[Dataset excerpt]
□ □ □ □ □ □ □
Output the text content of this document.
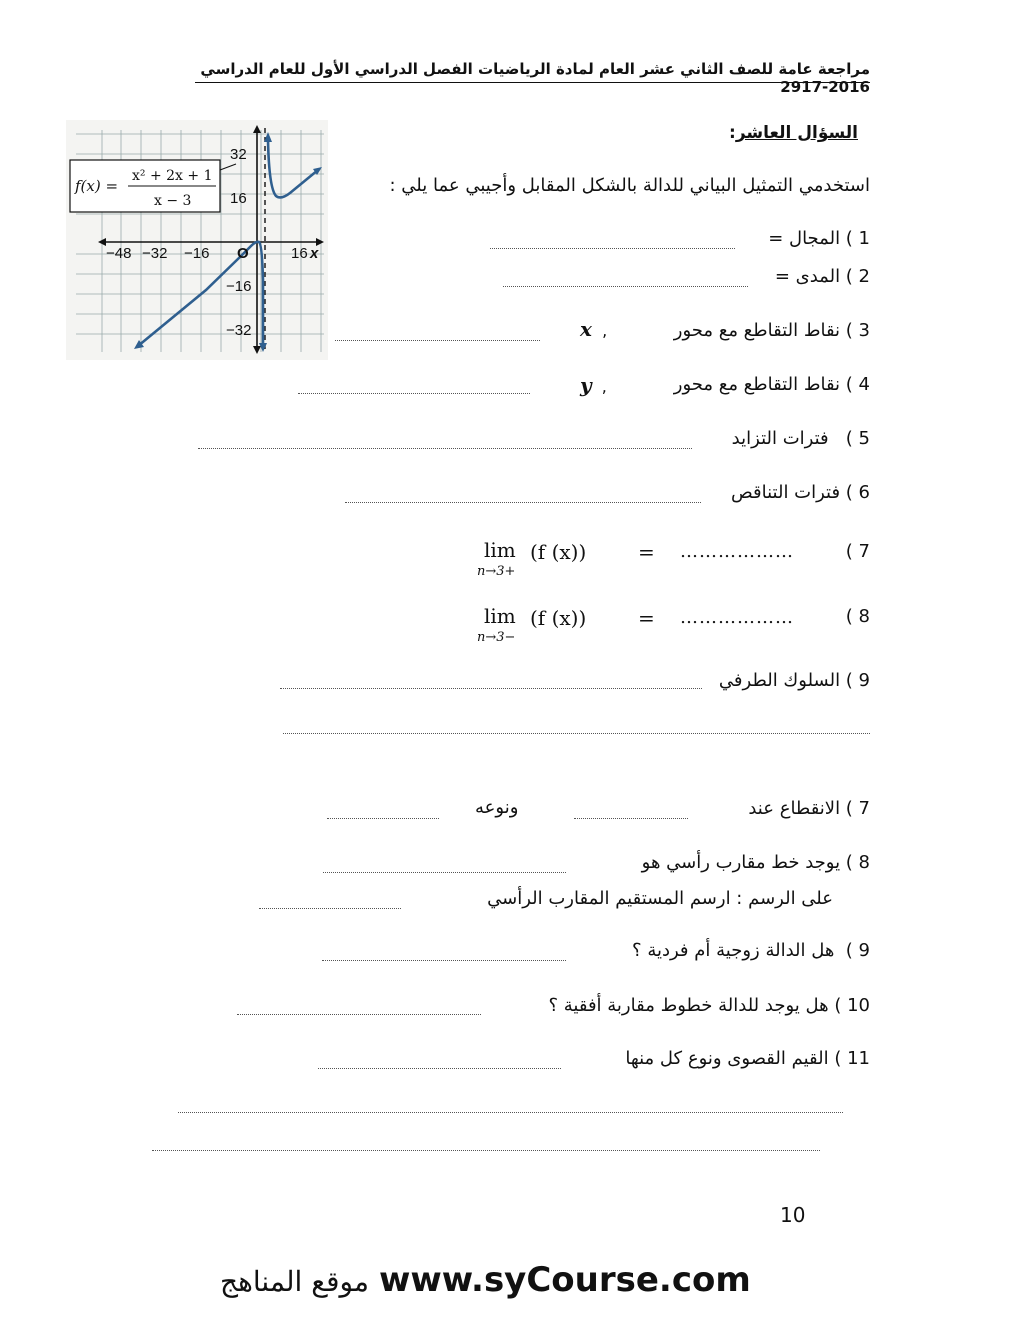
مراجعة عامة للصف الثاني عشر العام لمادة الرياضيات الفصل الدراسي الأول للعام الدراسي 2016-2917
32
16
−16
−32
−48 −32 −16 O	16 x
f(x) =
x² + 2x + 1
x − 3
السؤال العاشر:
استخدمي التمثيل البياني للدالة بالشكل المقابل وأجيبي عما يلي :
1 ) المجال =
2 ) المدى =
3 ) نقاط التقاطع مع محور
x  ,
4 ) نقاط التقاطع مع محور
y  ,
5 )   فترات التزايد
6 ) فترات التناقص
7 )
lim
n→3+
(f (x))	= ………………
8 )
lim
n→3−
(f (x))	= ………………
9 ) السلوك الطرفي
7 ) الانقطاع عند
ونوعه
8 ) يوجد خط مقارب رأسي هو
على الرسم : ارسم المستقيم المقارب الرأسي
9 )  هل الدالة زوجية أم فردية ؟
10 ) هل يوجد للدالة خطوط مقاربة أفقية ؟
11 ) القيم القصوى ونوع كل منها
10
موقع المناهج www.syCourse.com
□ □ □ □ □ □ □
▸ Stated task:
Track down all lines above with the string "التقاطع" and copy them.

▸ Solution to this problem:
3 ) نقاط التقاطع مع محور
4 ) نقاط التقاطع مع محور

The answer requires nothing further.